Return every line of the material exactly.

-- start Material provided --

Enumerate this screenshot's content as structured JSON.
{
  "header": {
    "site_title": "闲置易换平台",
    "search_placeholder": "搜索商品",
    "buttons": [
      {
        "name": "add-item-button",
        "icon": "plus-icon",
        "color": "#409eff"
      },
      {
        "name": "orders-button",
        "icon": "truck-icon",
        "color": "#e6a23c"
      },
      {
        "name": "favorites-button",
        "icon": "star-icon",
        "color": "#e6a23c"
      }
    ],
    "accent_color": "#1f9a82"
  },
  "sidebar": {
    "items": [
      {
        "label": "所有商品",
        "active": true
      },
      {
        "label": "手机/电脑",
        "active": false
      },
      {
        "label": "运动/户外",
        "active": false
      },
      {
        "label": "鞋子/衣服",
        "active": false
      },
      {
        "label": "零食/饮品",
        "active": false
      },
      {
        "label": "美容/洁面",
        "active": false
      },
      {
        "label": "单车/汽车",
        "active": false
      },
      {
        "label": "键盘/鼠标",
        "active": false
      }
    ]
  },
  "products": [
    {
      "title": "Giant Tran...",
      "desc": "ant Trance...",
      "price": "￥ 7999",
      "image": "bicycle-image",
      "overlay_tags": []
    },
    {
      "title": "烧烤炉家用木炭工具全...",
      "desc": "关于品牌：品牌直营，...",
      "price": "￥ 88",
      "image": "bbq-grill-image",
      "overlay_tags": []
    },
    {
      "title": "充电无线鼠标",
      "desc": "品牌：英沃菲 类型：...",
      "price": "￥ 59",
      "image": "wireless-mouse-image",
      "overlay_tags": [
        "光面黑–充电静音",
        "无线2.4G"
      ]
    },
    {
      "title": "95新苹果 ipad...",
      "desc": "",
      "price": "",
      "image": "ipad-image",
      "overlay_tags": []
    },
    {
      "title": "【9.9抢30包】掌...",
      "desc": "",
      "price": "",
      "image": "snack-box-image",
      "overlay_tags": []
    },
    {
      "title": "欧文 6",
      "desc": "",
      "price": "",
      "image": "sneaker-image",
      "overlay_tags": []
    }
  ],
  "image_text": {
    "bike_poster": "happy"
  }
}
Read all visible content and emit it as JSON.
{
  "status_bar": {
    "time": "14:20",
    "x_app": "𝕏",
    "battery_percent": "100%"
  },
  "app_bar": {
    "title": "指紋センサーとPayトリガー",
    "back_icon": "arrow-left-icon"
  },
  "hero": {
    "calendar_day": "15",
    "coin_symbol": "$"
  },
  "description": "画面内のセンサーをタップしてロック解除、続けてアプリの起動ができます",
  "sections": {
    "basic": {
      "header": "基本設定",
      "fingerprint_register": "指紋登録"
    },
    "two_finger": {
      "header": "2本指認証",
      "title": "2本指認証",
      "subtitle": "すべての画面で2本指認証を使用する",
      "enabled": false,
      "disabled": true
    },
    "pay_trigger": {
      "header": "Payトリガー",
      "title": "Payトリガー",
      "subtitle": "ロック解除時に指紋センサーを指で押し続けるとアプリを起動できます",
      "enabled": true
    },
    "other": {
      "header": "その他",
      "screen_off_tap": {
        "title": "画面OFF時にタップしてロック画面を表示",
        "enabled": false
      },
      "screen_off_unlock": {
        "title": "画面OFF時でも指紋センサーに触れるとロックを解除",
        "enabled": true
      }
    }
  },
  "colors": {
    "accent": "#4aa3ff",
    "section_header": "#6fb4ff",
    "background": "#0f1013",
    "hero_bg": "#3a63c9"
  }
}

-- end Material provided --

• Response to the task:
Enumerate this screenshot's content as structured JSON.
{
  "header": {
    "site_title": "闲置易换平台",
    "search_placeholder": "搜索商品",
    "buttons": [
      {
        "name": "add-item-button",
        "icon": "plus-icon",
        "color": "#409eff"
      },
      {
        "name": "orders-button",
        "icon": "truck-icon",
        "color": "#e6a23c"
      },
      {
        "name": "favorites-button",
        "icon": "star-icon",
        "color": "#e6a23c"
      }
    ],
    "accent_color": "#1f9a82"
  },
  "sidebar": {
    "items": [
      {
        "label": "所有商品",
        "active": true
      },
      {
        "label": "手机/电脑",
        "active": false
      },
      {
        "label": "运动/户外",
        "active": false
      },
      {
        "label": "鞋子/衣服",
        "active": false
      },
      {
        "label": "零食/饮品",
        "active": false
      },
      {
        "label": "美容/洁面",
        "active": false
      },
      {
        "label": "单车/汽车",
        "active": false
      },
      {
        "label": "键盘/鼠标",
        "active": false
      }
    ]
  },
  "products": [
    {
      "title": "Giant Tran...",
      "desc": "ant Trance...",
      "price": "￥ 7999",
      "image": "bicycle-image",
      "overlay_tags": []
    },
    {
      "title": "烧烤炉家用木炭工具全...",
      "desc": "关于品牌：品牌直营，...",
      "price": "￥ 88",
      "image": "bbq-grill-image",
      "overlay_tags": []
    },
    {
      "title": "充电无线鼠标",
      "desc": "品牌：英沃菲 类型：...",
      "price": "￥ 59",
      "image": "wireless-mouse-image",
      "overlay_tags": [
        "光面黑–充电静音",
        "无线2.4G"
      ]
    },
    {
      "title": "95新苹果 ipad...",
      "desc": "",
      "price": "",
      "image": "ipad-image",
      "overlay_tags": []
    },
    {
      "title": "【9.9抢30包】掌...",
      "desc": "",
      "price": "",
      "image": "snack-box-image",
      "overlay_tags": []
    },
    {
      "title": "欧文 6",
      "desc": "",
      "price": "",
      "image": "sneaker-image",
      "overlay_tags": []
    }
  ],
  "image_text": {
    "bike_poster": "happy"
  }
}
Read all visible content and emit it as JSON.
{
  "status_bar": {
    "time": "14:20",
    "x_app": "𝕏",
    "battery_percent": "100%"
  },
  "app_bar": {
    "title": "指紋センサーとPayトリガー",
    "back_icon": "arrow-left-icon"
  },
  "hero": {
    "calendar_day": "15",
    "coin_symbol": "$"
  },
  "description": "画面内のセンサーをタップしてロック解除、続けてアプリの起動ができます",
  "sections": {
    "basic": {
      "header": "基本設定",
      "fingerprint_register": "指紋登録"
    },
    "two_finger": {
      "header": "2本指認証",
      "title": "2本指認証",
      "subtitle": "すべての画面で2本指認証を使用する",
      "enabled": false,
      "disabled": true
    },
    "pay_trigger": {
      "header": "Payトリガー",
      "title": "Payトリガー",
      "subtitle": "ロック解除時に指紋センサーを指で押し続けるとアプリを起動できます",
      "enabled": true
    },
    "other": {
      "header": "その他",
      "screen_off_tap": {
        "title": "画面OFF時にタップしてロック画面を表示",
        "enabled": false
      },
      "screen_off_unlock": {
        "title": "画面OFF時でも指紋センサーに触れるとロックを解除",
        "enabled": true
      }
    }
  },
  "colors": {
    "accent": "#4aa3ff",
    "section_header": "#6fb4ff",
    "background": "#0f1013",
    "hero_bg": "#3a63c9"
  }
}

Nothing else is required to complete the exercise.